▶ **REQUEST**
Go through the listing and pick out each line with the word "Public" in it.

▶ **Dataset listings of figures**
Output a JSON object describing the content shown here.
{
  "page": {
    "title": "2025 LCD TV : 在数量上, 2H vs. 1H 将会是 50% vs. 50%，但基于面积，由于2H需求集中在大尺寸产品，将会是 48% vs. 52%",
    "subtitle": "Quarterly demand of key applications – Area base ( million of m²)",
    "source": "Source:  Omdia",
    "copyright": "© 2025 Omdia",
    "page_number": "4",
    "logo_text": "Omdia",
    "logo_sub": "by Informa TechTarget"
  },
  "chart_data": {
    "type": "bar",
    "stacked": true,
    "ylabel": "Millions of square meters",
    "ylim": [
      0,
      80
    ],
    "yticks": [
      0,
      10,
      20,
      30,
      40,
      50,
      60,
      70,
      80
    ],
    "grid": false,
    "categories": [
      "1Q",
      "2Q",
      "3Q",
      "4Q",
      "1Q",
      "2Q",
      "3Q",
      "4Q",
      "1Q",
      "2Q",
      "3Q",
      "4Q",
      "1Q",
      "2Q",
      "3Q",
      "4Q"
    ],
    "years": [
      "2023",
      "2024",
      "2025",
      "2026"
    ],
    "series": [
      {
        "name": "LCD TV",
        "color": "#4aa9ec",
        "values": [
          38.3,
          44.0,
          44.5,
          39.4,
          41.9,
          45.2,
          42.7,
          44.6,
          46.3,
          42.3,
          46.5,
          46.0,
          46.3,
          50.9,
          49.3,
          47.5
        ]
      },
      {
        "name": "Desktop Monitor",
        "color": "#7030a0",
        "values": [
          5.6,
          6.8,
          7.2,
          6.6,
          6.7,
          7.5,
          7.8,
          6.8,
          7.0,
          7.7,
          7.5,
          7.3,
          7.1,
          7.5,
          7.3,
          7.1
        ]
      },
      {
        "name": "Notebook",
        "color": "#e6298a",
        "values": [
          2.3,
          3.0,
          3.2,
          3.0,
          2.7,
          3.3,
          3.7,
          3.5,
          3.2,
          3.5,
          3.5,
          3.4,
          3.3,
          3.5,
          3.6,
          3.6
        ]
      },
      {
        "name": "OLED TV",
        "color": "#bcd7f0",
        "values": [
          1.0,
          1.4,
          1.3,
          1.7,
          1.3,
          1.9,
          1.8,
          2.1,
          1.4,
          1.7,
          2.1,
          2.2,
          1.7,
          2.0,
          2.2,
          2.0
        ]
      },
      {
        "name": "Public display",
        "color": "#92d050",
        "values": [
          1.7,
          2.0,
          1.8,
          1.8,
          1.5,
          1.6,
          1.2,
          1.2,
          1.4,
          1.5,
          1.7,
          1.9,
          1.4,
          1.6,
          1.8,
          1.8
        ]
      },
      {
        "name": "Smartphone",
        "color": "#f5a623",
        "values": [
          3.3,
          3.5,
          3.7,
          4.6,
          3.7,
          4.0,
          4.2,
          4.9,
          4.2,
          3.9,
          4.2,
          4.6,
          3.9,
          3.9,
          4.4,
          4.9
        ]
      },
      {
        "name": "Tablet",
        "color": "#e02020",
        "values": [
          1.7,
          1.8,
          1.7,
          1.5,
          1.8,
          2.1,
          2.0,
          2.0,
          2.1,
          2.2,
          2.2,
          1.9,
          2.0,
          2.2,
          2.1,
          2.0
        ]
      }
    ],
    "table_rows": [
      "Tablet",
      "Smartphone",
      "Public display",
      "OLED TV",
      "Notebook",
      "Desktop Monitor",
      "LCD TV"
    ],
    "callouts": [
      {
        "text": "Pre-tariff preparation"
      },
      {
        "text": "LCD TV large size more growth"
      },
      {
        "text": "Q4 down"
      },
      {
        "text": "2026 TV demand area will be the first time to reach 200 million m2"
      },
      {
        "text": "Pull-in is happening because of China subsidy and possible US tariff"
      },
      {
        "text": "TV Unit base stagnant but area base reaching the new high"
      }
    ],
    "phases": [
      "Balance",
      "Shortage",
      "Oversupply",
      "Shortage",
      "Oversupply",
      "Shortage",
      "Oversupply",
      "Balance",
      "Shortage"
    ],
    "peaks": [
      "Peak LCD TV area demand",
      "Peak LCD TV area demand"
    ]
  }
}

▶ **WRITTEN RESPONSE**
        "name": "Public display",
      "Public display",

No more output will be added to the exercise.